**Task to complete:** Check every line of the material below for the string "North", and return the ones that have it.
++++ Records supplied ++++
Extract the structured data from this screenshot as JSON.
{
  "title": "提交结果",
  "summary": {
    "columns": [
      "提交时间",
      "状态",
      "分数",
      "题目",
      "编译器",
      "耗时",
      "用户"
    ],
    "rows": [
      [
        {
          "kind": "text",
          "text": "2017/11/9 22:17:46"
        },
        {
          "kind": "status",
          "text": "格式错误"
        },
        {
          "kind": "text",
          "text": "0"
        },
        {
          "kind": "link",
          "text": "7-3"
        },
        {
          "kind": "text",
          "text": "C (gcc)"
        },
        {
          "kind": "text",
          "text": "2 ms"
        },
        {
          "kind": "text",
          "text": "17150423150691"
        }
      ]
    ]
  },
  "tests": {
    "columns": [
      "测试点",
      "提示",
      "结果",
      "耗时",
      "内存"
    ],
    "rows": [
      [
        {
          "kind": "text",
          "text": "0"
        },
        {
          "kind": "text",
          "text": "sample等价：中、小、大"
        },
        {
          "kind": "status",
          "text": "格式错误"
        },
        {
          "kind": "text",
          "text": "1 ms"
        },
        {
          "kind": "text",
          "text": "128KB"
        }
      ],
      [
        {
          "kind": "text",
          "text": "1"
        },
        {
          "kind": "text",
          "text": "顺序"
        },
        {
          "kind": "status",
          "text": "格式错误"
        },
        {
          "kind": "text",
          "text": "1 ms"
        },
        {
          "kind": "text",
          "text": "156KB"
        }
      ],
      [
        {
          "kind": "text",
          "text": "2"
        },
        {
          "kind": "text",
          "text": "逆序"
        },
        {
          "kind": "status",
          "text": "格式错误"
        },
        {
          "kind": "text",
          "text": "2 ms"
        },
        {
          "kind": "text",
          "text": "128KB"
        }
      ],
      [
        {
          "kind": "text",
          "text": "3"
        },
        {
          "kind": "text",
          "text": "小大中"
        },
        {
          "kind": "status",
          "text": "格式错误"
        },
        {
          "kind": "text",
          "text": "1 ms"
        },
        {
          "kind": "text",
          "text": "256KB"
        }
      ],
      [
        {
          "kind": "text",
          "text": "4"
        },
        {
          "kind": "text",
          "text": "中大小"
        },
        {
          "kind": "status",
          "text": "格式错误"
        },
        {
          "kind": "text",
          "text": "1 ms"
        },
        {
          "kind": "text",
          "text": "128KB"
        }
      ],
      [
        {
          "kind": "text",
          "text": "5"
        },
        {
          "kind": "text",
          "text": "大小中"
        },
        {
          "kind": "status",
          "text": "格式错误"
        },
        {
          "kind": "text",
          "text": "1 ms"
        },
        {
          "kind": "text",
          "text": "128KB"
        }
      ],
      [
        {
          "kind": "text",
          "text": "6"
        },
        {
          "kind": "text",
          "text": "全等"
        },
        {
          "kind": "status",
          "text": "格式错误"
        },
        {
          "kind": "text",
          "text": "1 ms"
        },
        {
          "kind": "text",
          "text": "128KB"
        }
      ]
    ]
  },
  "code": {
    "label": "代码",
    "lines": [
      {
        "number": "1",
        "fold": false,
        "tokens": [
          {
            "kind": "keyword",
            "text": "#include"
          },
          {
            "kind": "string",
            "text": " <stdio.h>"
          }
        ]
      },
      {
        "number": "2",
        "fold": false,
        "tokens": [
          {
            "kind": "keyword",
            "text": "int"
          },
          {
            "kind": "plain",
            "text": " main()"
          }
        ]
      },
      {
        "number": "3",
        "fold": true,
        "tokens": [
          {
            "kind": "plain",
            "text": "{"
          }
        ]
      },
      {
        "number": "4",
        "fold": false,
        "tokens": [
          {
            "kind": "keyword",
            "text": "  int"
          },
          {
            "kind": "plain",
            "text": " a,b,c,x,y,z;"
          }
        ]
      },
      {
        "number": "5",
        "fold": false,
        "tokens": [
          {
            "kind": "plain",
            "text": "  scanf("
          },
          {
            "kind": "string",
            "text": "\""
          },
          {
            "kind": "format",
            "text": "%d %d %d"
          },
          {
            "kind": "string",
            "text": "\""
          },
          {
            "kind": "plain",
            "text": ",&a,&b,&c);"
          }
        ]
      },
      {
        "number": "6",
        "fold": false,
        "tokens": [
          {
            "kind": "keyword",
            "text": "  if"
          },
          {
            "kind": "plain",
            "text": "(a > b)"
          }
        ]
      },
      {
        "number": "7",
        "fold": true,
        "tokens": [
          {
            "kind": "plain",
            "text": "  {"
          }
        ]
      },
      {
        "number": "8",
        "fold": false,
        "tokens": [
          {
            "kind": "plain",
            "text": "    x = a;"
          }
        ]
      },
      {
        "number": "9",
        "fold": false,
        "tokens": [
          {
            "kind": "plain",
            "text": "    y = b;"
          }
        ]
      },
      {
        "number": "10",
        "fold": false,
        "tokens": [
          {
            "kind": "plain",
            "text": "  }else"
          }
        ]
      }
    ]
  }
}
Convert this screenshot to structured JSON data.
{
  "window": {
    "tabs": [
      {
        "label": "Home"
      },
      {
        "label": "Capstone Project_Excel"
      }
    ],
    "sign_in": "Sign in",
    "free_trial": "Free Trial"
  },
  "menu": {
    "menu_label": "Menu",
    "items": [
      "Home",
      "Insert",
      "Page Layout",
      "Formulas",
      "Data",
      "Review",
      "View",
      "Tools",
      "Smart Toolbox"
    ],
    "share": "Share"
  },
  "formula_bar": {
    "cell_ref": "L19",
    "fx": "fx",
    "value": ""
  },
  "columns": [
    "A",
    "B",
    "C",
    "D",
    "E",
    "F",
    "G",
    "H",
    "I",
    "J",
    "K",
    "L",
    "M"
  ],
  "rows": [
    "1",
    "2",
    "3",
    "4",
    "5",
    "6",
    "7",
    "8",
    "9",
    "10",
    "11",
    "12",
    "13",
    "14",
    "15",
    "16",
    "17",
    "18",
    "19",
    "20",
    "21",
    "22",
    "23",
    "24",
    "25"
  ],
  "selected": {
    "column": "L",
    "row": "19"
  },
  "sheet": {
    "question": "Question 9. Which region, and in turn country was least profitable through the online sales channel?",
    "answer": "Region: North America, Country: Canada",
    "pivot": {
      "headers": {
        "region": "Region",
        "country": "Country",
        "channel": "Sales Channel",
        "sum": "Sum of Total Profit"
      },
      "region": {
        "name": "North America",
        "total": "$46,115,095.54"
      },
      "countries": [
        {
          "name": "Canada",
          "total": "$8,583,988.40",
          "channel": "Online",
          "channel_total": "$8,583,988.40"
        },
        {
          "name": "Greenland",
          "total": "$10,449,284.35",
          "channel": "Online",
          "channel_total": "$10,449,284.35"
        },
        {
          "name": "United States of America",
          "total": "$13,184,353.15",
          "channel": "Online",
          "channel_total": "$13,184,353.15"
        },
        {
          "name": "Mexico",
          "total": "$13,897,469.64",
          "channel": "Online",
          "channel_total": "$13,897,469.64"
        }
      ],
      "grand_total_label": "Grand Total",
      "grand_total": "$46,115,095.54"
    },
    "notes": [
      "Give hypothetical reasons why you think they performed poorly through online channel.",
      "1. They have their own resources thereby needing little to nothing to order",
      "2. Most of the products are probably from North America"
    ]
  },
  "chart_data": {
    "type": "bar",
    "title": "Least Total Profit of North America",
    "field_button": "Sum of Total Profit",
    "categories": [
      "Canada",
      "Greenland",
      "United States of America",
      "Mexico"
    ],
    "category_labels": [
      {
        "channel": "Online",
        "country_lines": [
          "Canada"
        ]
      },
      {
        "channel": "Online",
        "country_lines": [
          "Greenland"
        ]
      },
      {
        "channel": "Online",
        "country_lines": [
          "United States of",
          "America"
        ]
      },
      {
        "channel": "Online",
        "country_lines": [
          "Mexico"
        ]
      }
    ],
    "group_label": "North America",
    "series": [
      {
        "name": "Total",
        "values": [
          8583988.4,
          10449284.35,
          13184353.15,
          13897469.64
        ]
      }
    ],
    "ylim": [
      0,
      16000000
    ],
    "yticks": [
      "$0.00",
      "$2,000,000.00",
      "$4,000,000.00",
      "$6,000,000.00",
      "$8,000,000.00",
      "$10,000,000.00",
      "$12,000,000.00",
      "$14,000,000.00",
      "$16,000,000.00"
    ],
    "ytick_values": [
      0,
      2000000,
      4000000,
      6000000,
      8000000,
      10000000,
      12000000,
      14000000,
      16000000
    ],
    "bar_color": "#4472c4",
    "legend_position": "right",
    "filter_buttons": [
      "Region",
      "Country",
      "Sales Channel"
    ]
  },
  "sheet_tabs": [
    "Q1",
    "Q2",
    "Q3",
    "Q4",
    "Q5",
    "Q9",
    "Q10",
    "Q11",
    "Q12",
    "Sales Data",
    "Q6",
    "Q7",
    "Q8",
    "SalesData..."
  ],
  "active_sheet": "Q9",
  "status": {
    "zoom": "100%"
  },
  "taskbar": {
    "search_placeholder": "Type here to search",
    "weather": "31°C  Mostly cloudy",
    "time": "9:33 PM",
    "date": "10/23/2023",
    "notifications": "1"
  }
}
++++
**Exercise response:**
    "answer": "Region: North America, Country: Canada",
        "name": "North America",
      "2. Most of the products are probably from North America"
    "title": "Least Total Profit of North America",
    "group_label": "North America",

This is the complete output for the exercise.